What to produce. Transcribe the data that follows precisely, omitting nothing.

Listed entries.
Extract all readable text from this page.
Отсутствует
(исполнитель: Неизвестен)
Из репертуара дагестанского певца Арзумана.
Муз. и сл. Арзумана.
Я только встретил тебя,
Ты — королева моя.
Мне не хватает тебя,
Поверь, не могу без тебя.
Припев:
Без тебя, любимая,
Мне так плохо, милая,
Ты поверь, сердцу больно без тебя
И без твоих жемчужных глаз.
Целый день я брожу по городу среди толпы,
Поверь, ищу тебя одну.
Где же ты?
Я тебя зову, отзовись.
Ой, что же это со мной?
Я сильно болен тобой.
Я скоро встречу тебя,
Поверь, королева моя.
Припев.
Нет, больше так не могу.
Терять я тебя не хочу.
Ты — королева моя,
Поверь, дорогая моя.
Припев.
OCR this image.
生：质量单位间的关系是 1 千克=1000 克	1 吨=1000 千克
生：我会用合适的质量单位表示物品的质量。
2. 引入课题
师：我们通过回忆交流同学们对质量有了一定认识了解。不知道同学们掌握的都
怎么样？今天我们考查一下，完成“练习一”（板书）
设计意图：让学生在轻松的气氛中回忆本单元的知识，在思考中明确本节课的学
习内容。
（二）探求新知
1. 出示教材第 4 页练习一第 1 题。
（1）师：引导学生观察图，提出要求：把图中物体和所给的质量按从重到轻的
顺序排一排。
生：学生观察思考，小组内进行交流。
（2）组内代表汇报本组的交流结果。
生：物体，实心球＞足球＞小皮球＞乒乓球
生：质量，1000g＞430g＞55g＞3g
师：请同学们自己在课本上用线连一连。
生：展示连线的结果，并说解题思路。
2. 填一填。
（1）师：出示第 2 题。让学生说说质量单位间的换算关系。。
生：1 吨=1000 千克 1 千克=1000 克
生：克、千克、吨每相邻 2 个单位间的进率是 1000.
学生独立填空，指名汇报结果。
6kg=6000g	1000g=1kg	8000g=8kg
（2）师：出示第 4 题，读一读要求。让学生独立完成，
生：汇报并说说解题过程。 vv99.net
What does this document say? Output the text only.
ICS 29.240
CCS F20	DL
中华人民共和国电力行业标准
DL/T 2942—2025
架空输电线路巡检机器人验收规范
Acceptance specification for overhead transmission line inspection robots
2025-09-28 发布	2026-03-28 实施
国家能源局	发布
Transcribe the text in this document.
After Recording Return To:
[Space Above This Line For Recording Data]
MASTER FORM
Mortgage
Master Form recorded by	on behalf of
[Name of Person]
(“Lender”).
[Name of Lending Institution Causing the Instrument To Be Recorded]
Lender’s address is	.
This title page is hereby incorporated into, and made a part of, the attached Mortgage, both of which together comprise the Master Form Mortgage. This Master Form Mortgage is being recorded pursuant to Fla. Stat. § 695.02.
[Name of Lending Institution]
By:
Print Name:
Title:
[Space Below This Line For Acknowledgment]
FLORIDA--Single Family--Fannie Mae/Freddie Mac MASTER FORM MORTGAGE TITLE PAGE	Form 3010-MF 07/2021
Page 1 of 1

The output.
Extract all readable text from this page.
Отсутствует
(исполнитель: Неизвестен)
Из репертуара дагестанского певца Арзумана.
Муз. и сл. Арзумана.
Я только встретил тебя,
Ты — королева моя.
Мне не хватает тебя,
Поверь, не могу без тебя.
Припев:
Без тебя, любимая,
Мне так плохо, милая,
Ты поверь, сердцу больно без тебя
И без твоих жемчужных глаз.
Целый день я брожу по городу среди толпы,
Поверь, ищу тебя одну.
Где же ты?
Я тебя зову, отзовись.
Ой, что же это со мной?
Я сильно болен тобой.
Я скоро встречу тебя,
Поверь, королева моя.
Припев.
Нет, больше так не могу.
Терять я тебя не хочу.
Ты — королева моя,
Поверь, дорогая моя.
Припев.
OCR this image.
生：质量单位间的关系是 1 千克=1000 克	1 吨=1000 千克
生：我会用合适的质量单位表示物品的质量。
2. 引入课题
师：我们通过回忆交流同学们对质量有了一定认识了解。不知道同学们掌握的都
怎么样？今天我们考查一下，完成“练习一”（板书）
设计意图：让学生在轻松的气氛中回忆本单元的知识，在思考中明确本节课的学
习内容。
（二）探求新知
1. 出示教材第 4 页练习一第 1 题。
（1）师：引导学生观察图，提出要求：把图中物体和所给的质量按从重到轻的
顺序排一排。
生：学生观察思考，小组内进行交流。
（2）组内代表汇报本组的交流结果。
生：物体，实心球＞足球＞小皮球＞乒乓球
生：质量，1000g＞430g＞55g＞3g
师：请同学们自己在课本上用线连一连。
生：展示连线的结果，并说解题思路。
2. 填一填。
（1）师：出示第 2 题。让学生说说质量单位间的换算关系。。
生：1 吨=1000 千克 1 千克=1000 克
生：克、千克、吨每相邻 2 个单位间的进率是 1000.
学生独立填空，指名汇报结果。
6kg=6000g	1000g=1kg	8000g=8kg
（2）师：出示第 4 题，读一读要求。让学生独立完成，
生：汇报并说说解题过程。 vv99.net
What does this document say? Output the text only.
ICS 29.240
CCS F20	DL
中华人民共和国电力行业标准
DL/T 2942—2025
架空输电线路巡检机器人验收规范
Acceptance specification for overhead transmission line inspection robots
2025-09-28 发布	2026-03-28 实施
国家能源局	发布
Transcribe the text in this document.
After Recording Return To:
[Space Above This Line For Recording Data]
MASTER FORM
Mortgage
Master Form recorded by	on behalf of
[Name of Person]
(“Lender”).
[Name of Lending Institution Causing the Instrument To Be Recorded]
Lender’s address is	.
This title page is hereby incorporated into, and made a part of, the attached Mortgage, both of which together comprise the Master Form Mortgage. This Master Form Mortgage is being recorded pursuant to Fla. Stat. § 695.02.
[Name of Lending Institution]
By:
Print Name:
Title:
[Space Below This Line For Acknowledgment]
FLORIDA--Single Family--Fannie Mae/Freddie Mac MASTER FORM MORTGAGE TITLE PAGE	Form 3010-MF 07/2021
Page 1 of 1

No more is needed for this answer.